GIVEN TASK:
Every line that holds the string "Série" is to be identified and copied.

ITEMS:
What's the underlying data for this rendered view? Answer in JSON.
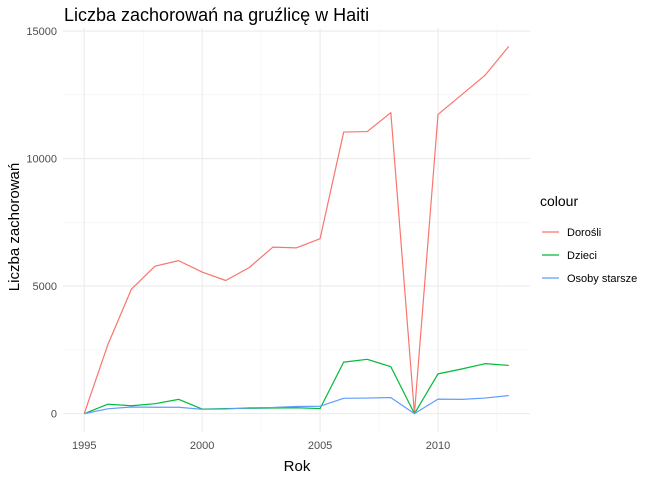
{
  "chart_data": {
    "type": "line",
    "title": "Liczba zachorowań na gruźlicę w Haiti",
    "xlabel": "Rok",
    "ylabel": "Liczba zachorowań",
    "x": [
      1995,
      1996,
      1997,
      1998,
      1999,
      2000,
      2001,
      2002,
      2003,
      2004,
      2005,
      2006,
      2007,
      2008,
      2009,
      2010,
      2011,
      2012,
      2013
    ],
    "xlim": [
      1995,
      2013
    ],
    "ylim": [
      0,
      14400
    ],
    "xticks": [
      1995,
      2000,
      2005,
      2010
    ],
    "xtick_labels": [
      "1995",
      "2000",
      "2005",
      "2010"
    ],
    "yticks": [
      0,
      5000,
      10000,
      15000
    ],
    "ytick_labels": [
      "0",
      "5000",
      "10000",
      "15000"
    ],
    "grid": true,
    "legend": {
      "title": "colour",
      "position": "right"
    },
    "series": [
      {
        "name": "Dorośli",
        "color": "#F8766D",
        "values": [
          0,
          2700,
          4880,
          5780,
          6000,
          5550,
          5220,
          5730,
          6530,
          6500,
          6860,
          11040,
          11060,
          11800,
          0,
          11730,
          12500,
          13270,
          14400
        ]
      },
      {
        "name": "Dzieci",
        "color": "#00BA38",
        "values": [
          0,
          370,
          310,
          390,
          560,
          180,
          200,
          210,
          220,
          230,
          200,
          2020,
          2130,
          1840,
          0,
          1560,
          1750,
          1960,
          1890
        ]
      },
      {
        "name": "Osoby starsze",
        "color": "#619CFF",
        "values": [
          0,
          190,
          260,
          250,
          250,
          170,
          180,
          230,
          240,
          280,
          290,
          600,
          610,
          630,
          0,
          570,
          560,
          610,
          710
        ]
      }
    ]
  }
}
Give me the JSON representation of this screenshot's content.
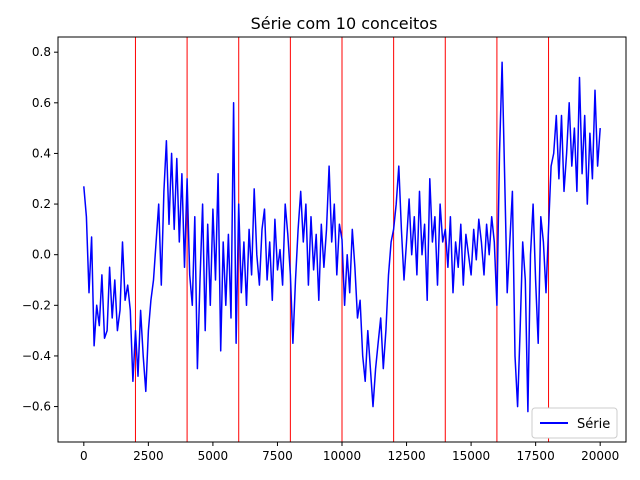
{
  "chart_data": {
    "type": "line",
    "title": "Série com 10 conceitos",
    "xlabel": "",
    "ylabel": "",
    "xlim": [
      -1000,
      21000
    ],
    "ylim": [
      -0.74,
      0.86
    ],
    "x_ticks": [
      0,
      2500,
      5000,
      7500,
      10000,
      12500,
      15000,
      17500,
      20000
    ],
    "y_ticks": [
      -0.6,
      -0.4,
      -0.2,
      0.0,
      0.2,
      0.4,
      0.6,
      0.8
    ],
    "x_tick_labels": [
      "0",
      "2500",
      "5000",
      "7500",
      "10000",
      "12500",
      "15000",
      "17500",
      "20000"
    ],
    "y_tick_labels": [
      "−0.6",
      "−0.4",
      "−0.2",
      "0.0",
      "0.2",
      "0.4",
      "0.6",
      "0.8"
    ],
    "grid": false,
    "legend": {
      "position": "lower-right",
      "entries": [
        "Série"
      ]
    },
    "concept_boundaries": [
      2000,
      4000,
      6000,
      8000,
      10000,
      12000,
      14000,
      16000,
      18000
    ],
    "boundary_color": "#ff0000",
    "series": [
      {
        "name": "Série",
        "color": "#0000ff",
        "x": [
          0,
          100,
          200,
          300,
          400,
          500,
          600,
          700,
          800,
          900,
          1000,
          1100,
          1200,
          1300,
          1400,
          1500,
          1600,
          1700,
          1800,
          1900,
          2000,
          2100,
          2200,
          2300,
          2400,
          2500,
          2600,
          2700,
          2800,
          2900,
          3000,
          3100,
          3200,
          3300,
          3400,
          3500,
          3600,
          3700,
          3800,
          3900,
          4000,
          4100,
          4200,
          4300,
          4400,
          4500,
          4600,
          4700,
          4800,
          4900,
          5000,
          5100,
          5200,
          5300,
          5400,
          5500,
          5600,
          5700,
          5800,
          5900,
          6000,
          6100,
          6200,
          6300,
          6400,
          6500,
          6600,
          6700,
          6800,
          6900,
          7000,
          7100,
          7200,
          7300,
          7400,
          7500,
          7600,
          7700,
          7800,
          7900,
          8000,
          8100,
          8200,
          8300,
          8400,
          8500,
          8600,
          8700,
          8800,
          8900,
          9000,
          9100,
          9200,
          9300,
          9400,
          9500,
          9600,
          9700,
          9800,
          9900,
          10000,
          10100,
          10200,
          10300,
          10400,
          10500,
          10600,
          10700,
          10800,
          10900,
          11000,
          11100,
          11200,
          11300,
          11400,
          11500,
          11600,
          11700,
          11800,
          11900,
          12000,
          12100,
          12200,
          12300,
          12400,
          12500,
          12600,
          12700,
          12800,
          12900,
          13000,
          13100,
          13200,
          13300,
          13400,
          13500,
          13600,
          13700,
          13800,
          13900,
          14000,
          14100,
          14200,
          14300,
          14400,
          14500,
          14600,
          14700,
          14800,
          14900,
          15000,
          15100,
          15200,
          15300,
          15400,
          15500,
          15600,
          15700,
          15800,
          15900,
          16000,
          16100,
          16200,
          16300,
          16400,
          16500,
          16600,
          16700,
          16800,
          16900,
          17000,
          17100,
          17200,
          17300,
          17400,
          17500,
          17600,
          17700,
          17800,
          17900,
          18000,
          18100,
          18200,
          18300,
          18400,
          18500,
          18600,
          18700,
          18800,
          18900,
          19000,
          19100,
          19200,
          19300,
          19400,
          19500,
          19600,
          19700,
          19800,
          19900,
          20000
        ],
        "y": [
          0.27,
          0.15,
          -0.15,
          0.07,
          -0.36,
          -0.2,
          -0.28,
          -0.08,
          -0.33,
          -0.3,
          -0.05,
          -0.25,
          -0.1,
          -0.3,
          -0.22,
          0.05,
          -0.18,
          -0.12,
          -0.22,
          -0.5,
          -0.3,
          -0.48,
          -0.22,
          -0.4,
          -0.54,
          -0.3,
          -0.18,
          -0.1,
          0.05,
          0.2,
          -0.12,
          0.25,
          0.45,
          0.12,
          0.4,
          0.1,
          0.38,
          0.05,
          0.32,
          -0.05,
          0.3,
          -0.08,
          -0.2,
          0.15,
          -0.45,
          -0.1,
          0.2,
          -0.3,
          0.12,
          -0.2,
          0.18,
          -0.1,
          0.32,
          -0.38,
          0.05,
          -0.2,
          0.08,
          -0.25,
          0.6,
          -0.35,
          0.2,
          -0.15,
          0.05,
          -0.2,
          0.1,
          -0.08,
          0.26,
          0.0,
          -0.12,
          0.1,
          0.18,
          -0.1,
          0.05,
          -0.18,
          0.14,
          -0.06,
          0.02,
          -0.12,
          0.2,
          0.08,
          -0.08,
          -0.35,
          -0.1,
          0.1,
          0.25,
          0.05,
          0.2,
          -0.12,
          0.15,
          -0.06,
          0.08,
          -0.18,
          0.12,
          -0.05,
          0.1,
          0.35,
          0.05,
          0.2,
          -0.08,
          0.12,
          0.06,
          -0.2,
          0.0,
          -0.15,
          0.1,
          -0.05,
          -0.25,
          -0.18,
          -0.4,
          -0.5,
          -0.3,
          -0.45,
          -0.6,
          -0.45,
          -0.35,
          -0.25,
          -0.45,
          -0.3,
          -0.08,
          0.05,
          0.1,
          0.2,
          0.35,
          0.1,
          -0.1,
          0.05,
          0.22,
          0.0,
          0.15,
          -0.08,
          0.25,
          0.0,
          0.12,
          -0.18,
          0.3,
          0.05,
          0.15,
          -0.12,
          0.2,
          0.05,
          0.1,
          -0.05,
          0.15,
          -0.15,
          0.05,
          -0.05,
          0.12,
          -0.12,
          0.08,
          0.0,
          -0.08,
          0.1,
          -0.02,
          0.14,
          0.05,
          -0.08,
          0.12,
          0.0,
          0.15,
          0.05,
          -0.2,
          0.4,
          0.76,
          0.3,
          -0.15,
          0.05,
          0.25,
          -0.4,
          -0.6,
          -0.3,
          0.05,
          -0.1,
          -0.62,
          0.0,
          0.2,
          -0.1,
          -0.35,
          0.15,
          0.05,
          -0.15,
          0.1,
          0.35,
          0.4,
          0.55,
          0.3,
          0.55,
          0.25,
          0.4,
          0.6,
          0.35,
          0.5,
          0.25,
          0.7,
          0.32,
          0.55,
          0.2,
          0.48,
          0.3,
          0.65,
          0.35,
          0.5
        ]
      }
    ]
  }
}
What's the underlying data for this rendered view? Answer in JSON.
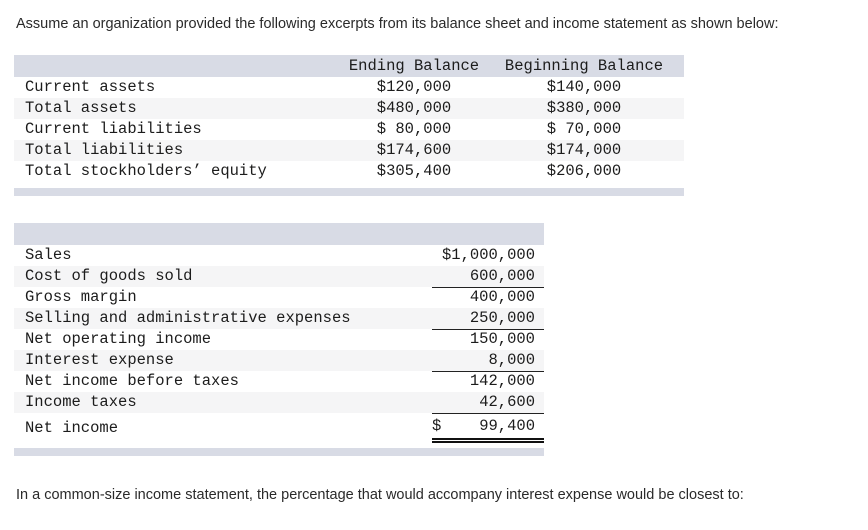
{
  "intro": "Assume an organization provided the following excerpts from its balance sheet and income statement as shown below:",
  "balance_sheet": {
    "headers": {
      "ending": "Ending Balance",
      "beginning": "Beginning Balance"
    },
    "rows": [
      {
        "label": "Current assets",
        "ending": "$120,000",
        "beginning": "$140,000"
      },
      {
        "label": "Total assets",
        "ending": "$480,000",
        "beginning": "$380,000"
      },
      {
        "label": "Current liabilities",
        "ending": "$ 80,000",
        "beginning": "$ 70,000"
      },
      {
        "label": "Total liabilities",
        "ending": "$174,600",
        "beginning": "$174,000"
      },
      {
        "label": "Total stockholders’ equity",
        "ending": "$305,400",
        "beginning": "$206,000"
      }
    ]
  },
  "income_statement": {
    "rows": [
      {
        "label": "Sales",
        "amount": "$1,000,000"
      },
      {
        "label": "Cost of goods sold",
        "amount": "600,000"
      },
      {
        "label": "Gross margin",
        "amount": "400,000"
      },
      {
        "label": "Selling and administrative expenses",
        "amount": "250,000"
      },
      {
        "label": "Net operating income",
        "amount": "150,000"
      },
      {
        "label": "Interest expense",
        "amount": "8,000"
      },
      {
        "label": "Net income before taxes",
        "amount": "142,000"
      },
      {
        "label": "Income taxes",
        "amount": "42,600"
      },
      {
        "label": "Net income",
        "currency": "$",
        "amount": "99,400"
      }
    ]
  },
  "question": "In a common-size income statement, the percentage that would accompany interest expense would be closest to:",
  "colors": {
    "band": "#d8dbe5",
    "alt_row": "#f5f5f6",
    "rule": "#222222"
  }
}
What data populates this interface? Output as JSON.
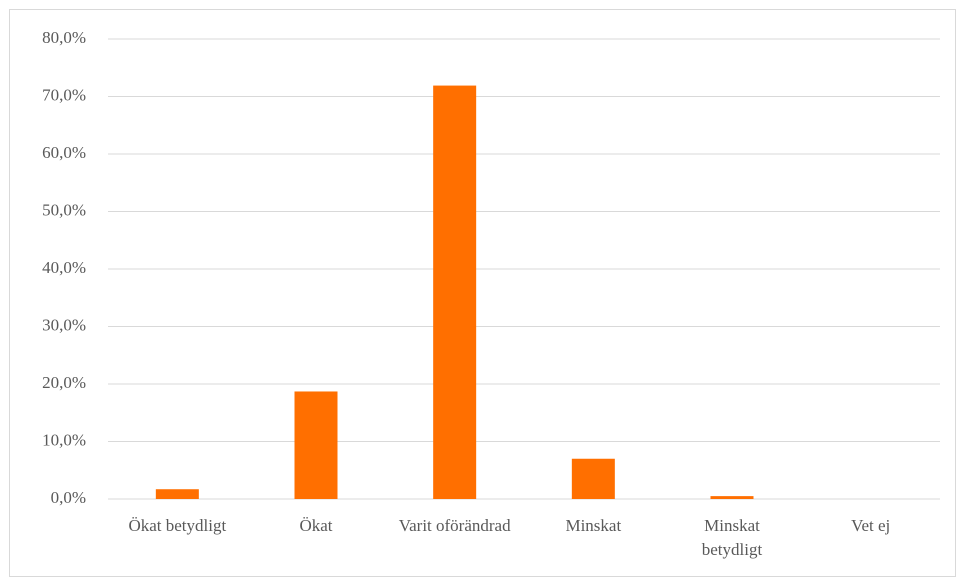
{
  "chart_data": {
    "type": "bar",
    "categories": [
      "Ökat betydligt",
      "Ökat",
      "Varit oförändrad",
      "Minskat",
      "Minskat betydligt",
      "Vet ej"
    ],
    "values": [
      1.7,
      18.7,
      71.9,
      7.0,
      0.5,
      0
    ],
    "color": "#ff6f00",
    "ylim": [
      0,
      80
    ],
    "yticks": [
      {
        "value": 0,
        "label": "0,0%"
      },
      {
        "value": 10,
        "label": "10,0%"
      },
      {
        "value": 20,
        "label": "20,0%"
      },
      {
        "value": 30,
        "label": "30,0%"
      },
      {
        "value": 40,
        "label": "40,0%"
      },
      {
        "value": 50,
        "label": "50,0%"
      },
      {
        "value": 60,
        "label": "60,0%"
      },
      {
        "value": 70,
        "label": "70,0%"
      },
      {
        "value": 80,
        "label": "80,0%"
      }
    ],
    "grid": true
  }
}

EXERCISE RESULT:
    "title": "Série com 10 conceitos",
        "Série"
        "name": "Série",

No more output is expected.